▶ Problem details
Reproduce exactly the lines below, starting with the line that contains "Output the underlying" and ending with the last line of the records, both included, and nothing else.

▶ Records to process
* * * *
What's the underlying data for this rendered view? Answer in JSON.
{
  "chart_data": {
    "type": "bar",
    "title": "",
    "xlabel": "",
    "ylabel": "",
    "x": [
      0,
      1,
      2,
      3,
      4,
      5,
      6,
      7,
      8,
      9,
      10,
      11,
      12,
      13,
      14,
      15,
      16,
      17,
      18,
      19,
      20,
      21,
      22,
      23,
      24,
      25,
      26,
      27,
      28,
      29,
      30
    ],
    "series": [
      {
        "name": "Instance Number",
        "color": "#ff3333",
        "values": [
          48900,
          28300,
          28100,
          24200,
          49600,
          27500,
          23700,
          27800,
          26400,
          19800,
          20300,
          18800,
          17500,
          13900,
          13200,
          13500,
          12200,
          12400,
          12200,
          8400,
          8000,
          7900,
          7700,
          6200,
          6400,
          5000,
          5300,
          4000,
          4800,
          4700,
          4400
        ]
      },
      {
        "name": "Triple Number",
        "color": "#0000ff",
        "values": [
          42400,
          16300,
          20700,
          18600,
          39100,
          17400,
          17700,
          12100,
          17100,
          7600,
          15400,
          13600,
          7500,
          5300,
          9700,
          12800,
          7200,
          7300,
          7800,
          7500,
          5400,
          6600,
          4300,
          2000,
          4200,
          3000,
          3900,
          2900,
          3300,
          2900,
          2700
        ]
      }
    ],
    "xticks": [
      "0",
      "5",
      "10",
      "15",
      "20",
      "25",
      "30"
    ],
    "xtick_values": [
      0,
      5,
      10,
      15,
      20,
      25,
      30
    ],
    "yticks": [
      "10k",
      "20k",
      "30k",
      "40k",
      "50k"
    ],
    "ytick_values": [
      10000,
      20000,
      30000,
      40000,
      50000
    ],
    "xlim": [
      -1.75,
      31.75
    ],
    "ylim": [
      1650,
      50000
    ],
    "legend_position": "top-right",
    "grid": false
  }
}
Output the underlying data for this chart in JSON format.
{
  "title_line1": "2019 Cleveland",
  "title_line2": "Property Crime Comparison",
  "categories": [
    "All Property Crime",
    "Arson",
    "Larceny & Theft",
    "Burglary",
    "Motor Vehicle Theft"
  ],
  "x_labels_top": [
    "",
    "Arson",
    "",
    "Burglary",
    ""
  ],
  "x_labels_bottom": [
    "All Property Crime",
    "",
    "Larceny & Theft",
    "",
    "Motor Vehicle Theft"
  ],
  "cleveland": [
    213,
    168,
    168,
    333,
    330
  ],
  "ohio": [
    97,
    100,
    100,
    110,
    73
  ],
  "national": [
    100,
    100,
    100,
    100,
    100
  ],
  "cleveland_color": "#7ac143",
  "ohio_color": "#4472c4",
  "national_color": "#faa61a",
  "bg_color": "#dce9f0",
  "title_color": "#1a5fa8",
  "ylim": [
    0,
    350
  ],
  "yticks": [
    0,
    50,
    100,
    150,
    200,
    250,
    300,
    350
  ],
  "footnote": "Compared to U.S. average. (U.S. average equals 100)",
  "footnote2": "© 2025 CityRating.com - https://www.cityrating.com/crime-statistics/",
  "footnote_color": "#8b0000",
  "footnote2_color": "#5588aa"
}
* * * *
▶ Answer to this task
Output the underlying data for this chart in JSON format.
{
  "title_line1": "2019 Cleveland",
  "title_line2": "Property Crime Comparison",
  "categories": [
    "All Property Crime",
    "Arson",
    "Larceny & Theft",
    "Burglary",
    "Motor Vehicle Theft"
  ],
  "x_labels_top": [
    "",
    "Arson",
    "",
    "Burglary",
    ""
  ],
  "x_labels_bottom": [
    "All Property Crime",
    "",
    "Larceny & Theft",
    "",
    "Motor Vehicle Theft"
  ],
  "cleveland": [
    213,
    168,
    168,
    333,
    330
  ],
  "ohio": [
    97,
    100,
    100,
    110,
    73
  ],
  "national": [
    100,
    100,
    100,
    100,
    100
  ],
  "cleveland_color": "#7ac143",
  "ohio_color": "#4472c4",
  "national_color": "#faa61a",
  "bg_color": "#dce9f0",
  "title_color": "#1a5fa8",
  "ylim": [
    0,
    350
  ],
  "yticks": [
    0,
    50,
    100,
    150,
    200,
    250,
    300,
    350
  ],
  "footnote": "Compared to U.S. average. (U.S. average equals 100)",
  "footnote2": "© 2025 CityRating.com - https://www.cityrating.com/crime-statistics/",
  "footnote_color": "#8b0000",
  "footnote2_color": "#5588aa"
}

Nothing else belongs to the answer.